━━━ The data ━━━

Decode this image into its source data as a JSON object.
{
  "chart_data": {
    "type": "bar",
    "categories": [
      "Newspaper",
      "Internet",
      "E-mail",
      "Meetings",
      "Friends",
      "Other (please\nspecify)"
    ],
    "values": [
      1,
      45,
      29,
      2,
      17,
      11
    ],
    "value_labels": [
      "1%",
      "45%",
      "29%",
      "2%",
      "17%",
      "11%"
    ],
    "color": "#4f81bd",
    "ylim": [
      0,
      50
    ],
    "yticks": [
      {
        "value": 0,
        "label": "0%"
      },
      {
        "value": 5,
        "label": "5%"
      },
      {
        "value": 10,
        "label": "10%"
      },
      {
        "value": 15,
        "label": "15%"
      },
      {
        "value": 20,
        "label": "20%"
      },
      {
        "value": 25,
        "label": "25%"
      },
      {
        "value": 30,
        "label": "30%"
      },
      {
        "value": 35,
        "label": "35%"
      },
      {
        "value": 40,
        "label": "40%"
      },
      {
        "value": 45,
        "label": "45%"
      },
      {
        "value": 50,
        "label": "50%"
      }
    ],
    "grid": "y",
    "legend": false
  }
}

━━━

## [Do this]
Each record above should be returned exactly as it appears.

## [Solution to the exercise]
Decode this image into its source data as a JSON object.
{
  "chart_data": {
    "type": "bar",
    "categories": [
      "Newspaper",
      "Internet",
      "E-mail",
      "Meetings",
      "Friends",
      "Other (please\nspecify)"
    ],
    "values": [
      1,
      45,
      29,
      2,
      17,
      11
    ],
    "value_labels": [
      "1%",
      "45%",
      "29%",
      "2%",
      "17%",
      "11%"
    ],
    "color": "#4f81bd",
    "ylim": [
      0,
      50
    ],
    "yticks": [
      {
        "value": 0,
        "label": "0%"
      },
      {
        "value": 5,
        "label": "5%"
      },
      {
        "value": 10,
        "label": "10%"
      },
      {
        "value": 15,
        "label": "15%"
      },
      {
        "value": 20,
        "label": "20%"
      },
      {
        "value": 25,
        "label": "25%"
      },
      {
        "value": 30,
        "label": "30%"
      },
      {
        "value": 35,
        "label": "35%"
      },
      {
        "value": 40,
        "label": "40%"
      },
      {
        "value": 45,
        "label": "45%"
      },
      {
        "value": 50,
        "label": "50%"
      }
    ],
    "grid": "y",
    "legend": false
  }
}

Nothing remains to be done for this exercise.